▶ **DIRECTIVE**
State the number of lines that include the string "text", and write nothing else.

▶ **DATASET RECORDS**
_ _ _
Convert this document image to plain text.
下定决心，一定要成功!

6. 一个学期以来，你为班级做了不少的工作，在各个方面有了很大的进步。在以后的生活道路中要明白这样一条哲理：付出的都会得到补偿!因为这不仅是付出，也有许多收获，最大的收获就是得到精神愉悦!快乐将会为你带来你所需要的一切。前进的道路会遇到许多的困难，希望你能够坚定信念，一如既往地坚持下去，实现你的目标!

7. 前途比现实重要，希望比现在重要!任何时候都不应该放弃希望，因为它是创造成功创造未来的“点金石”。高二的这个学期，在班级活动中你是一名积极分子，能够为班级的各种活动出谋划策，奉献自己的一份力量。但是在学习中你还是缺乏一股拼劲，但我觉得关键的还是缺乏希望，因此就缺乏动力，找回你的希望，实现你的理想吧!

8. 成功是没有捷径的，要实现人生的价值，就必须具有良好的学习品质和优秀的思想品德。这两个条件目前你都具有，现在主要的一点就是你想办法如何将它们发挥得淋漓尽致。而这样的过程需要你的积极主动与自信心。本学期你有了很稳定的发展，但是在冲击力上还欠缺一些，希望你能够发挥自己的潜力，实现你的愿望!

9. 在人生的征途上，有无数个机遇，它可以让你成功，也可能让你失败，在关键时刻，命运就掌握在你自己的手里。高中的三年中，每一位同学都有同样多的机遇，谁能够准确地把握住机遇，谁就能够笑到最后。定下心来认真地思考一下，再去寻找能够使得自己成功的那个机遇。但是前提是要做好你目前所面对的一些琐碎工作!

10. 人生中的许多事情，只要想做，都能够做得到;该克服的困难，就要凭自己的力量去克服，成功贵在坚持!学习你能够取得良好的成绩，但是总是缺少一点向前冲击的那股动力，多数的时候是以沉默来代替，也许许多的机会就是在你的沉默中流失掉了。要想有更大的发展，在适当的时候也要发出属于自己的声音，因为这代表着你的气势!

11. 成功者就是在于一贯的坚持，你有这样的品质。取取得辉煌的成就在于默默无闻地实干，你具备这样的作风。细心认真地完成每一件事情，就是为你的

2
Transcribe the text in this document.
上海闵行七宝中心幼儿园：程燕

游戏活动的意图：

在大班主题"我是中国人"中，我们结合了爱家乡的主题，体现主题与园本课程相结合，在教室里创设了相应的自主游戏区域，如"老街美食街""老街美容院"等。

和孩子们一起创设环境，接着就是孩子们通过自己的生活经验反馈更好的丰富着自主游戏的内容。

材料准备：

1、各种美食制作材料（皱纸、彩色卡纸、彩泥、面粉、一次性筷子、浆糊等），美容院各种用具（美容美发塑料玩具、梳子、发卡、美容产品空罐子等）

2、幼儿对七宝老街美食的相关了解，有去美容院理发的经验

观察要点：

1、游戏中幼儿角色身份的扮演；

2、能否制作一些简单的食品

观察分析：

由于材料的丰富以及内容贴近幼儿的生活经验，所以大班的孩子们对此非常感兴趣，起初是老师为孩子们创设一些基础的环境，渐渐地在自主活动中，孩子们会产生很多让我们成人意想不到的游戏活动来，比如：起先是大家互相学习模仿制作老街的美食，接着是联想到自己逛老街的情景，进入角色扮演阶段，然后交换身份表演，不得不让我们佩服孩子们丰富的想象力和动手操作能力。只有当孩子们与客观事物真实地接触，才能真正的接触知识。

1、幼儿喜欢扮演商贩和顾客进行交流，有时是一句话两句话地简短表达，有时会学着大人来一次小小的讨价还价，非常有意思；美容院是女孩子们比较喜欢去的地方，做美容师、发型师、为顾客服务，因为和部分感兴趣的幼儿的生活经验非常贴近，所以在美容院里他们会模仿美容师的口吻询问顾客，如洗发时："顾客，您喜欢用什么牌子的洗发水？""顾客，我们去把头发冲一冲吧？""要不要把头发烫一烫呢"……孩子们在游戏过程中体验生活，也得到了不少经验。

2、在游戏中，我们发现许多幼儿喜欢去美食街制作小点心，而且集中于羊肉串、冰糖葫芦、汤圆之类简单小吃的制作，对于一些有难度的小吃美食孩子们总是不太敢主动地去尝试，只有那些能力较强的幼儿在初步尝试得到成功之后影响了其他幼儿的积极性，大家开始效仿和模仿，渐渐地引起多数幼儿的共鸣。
_ _ _
▶ **TASK OUTPUT**
2